Iran Deal, Saudi Murder: Turbulent Year Shakes up Middle East
A murdered Saudi journalist. A scrapped Iran nuclear deal. The two events alone have undone years of diplomacy in the Middle East, testing old alliances and shaking up the regional balance of power, analysts say.
In another turbulent year for the tinderbox region, Syrian leader Bashar al-Assad appeared ever more powerful and Washington's promised Israeli-Palestinian peace plan seemed ever more elusive.
Meanwhile, Russia -— buoyed by its 2015 intervention in Syria to prop up Assad —- has steadily asserted itself as a key powerbroker in the Middle East, stepping into a diplomatic void left by what observers see as a partial US retreat.
US President Donald Trump, however, has staunchly backed Saudi Crown Prince Mohammed bin Salman, a key regional ally who has faced intense global criticism over journalist Jamal Khashoggi's murder in Istanbul's Saudi consulate in October.
Trump has asserted the petro-state's importance as a lucrative buyer of US arms and a bulwark against common foe Iran, but furious American lawmakers appear in no mood to give the prince a free pass over the murder.
The stakes are high for Trump and the prince, the heir to the Arab world's most powerful throne who the CIA claims ordered the killing.
- Testing US-Saudi ties -
"The killing has sparked multiple battles that are likely to shape relationships ranging from that between the US and Saudi Arabia to those between Trump, his Republican Party, the US Congress and the country's intelligence community," said James Dorsey, a fellow at Singapore's S. Rajaratnam School of International Studies.
"The fallout of the killing could also shape Trump's ability to pursue his policy goals in the Middle East, including forcing Iran to its knees and imposing a settlement of the Israeli-Palestinian conflict."
The prince -— who sought to project he was no global pariah with an ebullient high-five with Russian President Vladimir Putin at the recent G-20 summit in Argentina —- is expected to weather the crisis.

• • •

# Given problem 1:
In the article on the turbulent Middle East year, where was Jamal Khashoggi murdered?

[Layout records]

• • •

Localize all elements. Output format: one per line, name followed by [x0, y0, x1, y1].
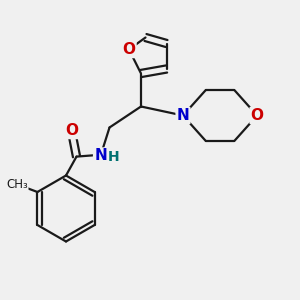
Text: CH₃: CH₃	[6, 178, 28, 191]
Text: O: O	[122, 42, 136, 57]
Text: H: H	[108, 150, 120, 164]
Text: N: N	[177, 108, 189, 123]
Text: O: O	[250, 108, 264, 123]
Text: O: O	[65, 123, 79, 138]
Text: N: N	[94, 148, 107, 164]
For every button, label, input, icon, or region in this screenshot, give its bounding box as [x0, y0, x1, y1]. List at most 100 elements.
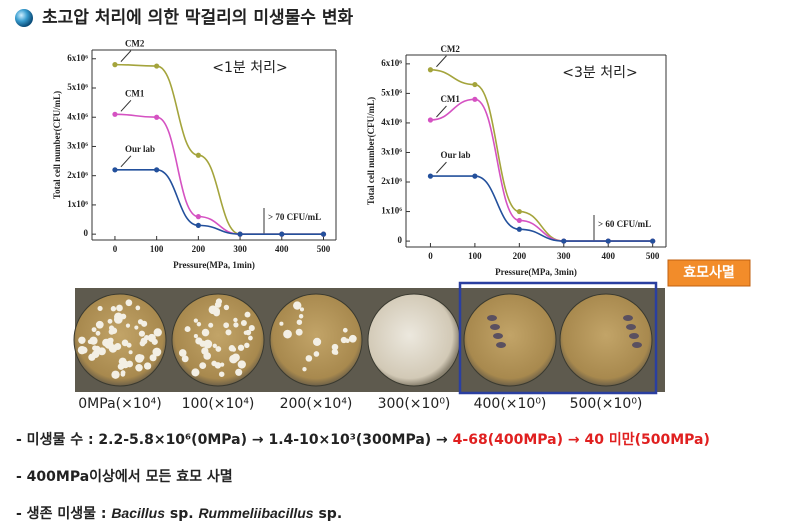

• • •

# Given problem 2:
Quote both layout entries above verbatim, leaving out the pictures.

# Reply 1:
In Istanbul's Saudi consulate.

# Reply 2:
Localize all elements. Output format: one per line, name followed by [x0, y0, x1, y1].
Text: CH₃: CH₃	[6, 178, 28, 191]
Text: O: O	[122, 42, 136, 57]
Text: H: H	[108, 150, 120, 164]
Text: N: N	[177, 108, 189, 123]
Text: O: O	[250, 108, 264, 123]
Text: O: O	[65, 123, 79, 138]
Text: N: N	[94, 148, 107, 164]
For every button, label, input, icon, or region in this screenshot, give its bounding box as [x0, y0, x1, y1]. List at most 100 elements.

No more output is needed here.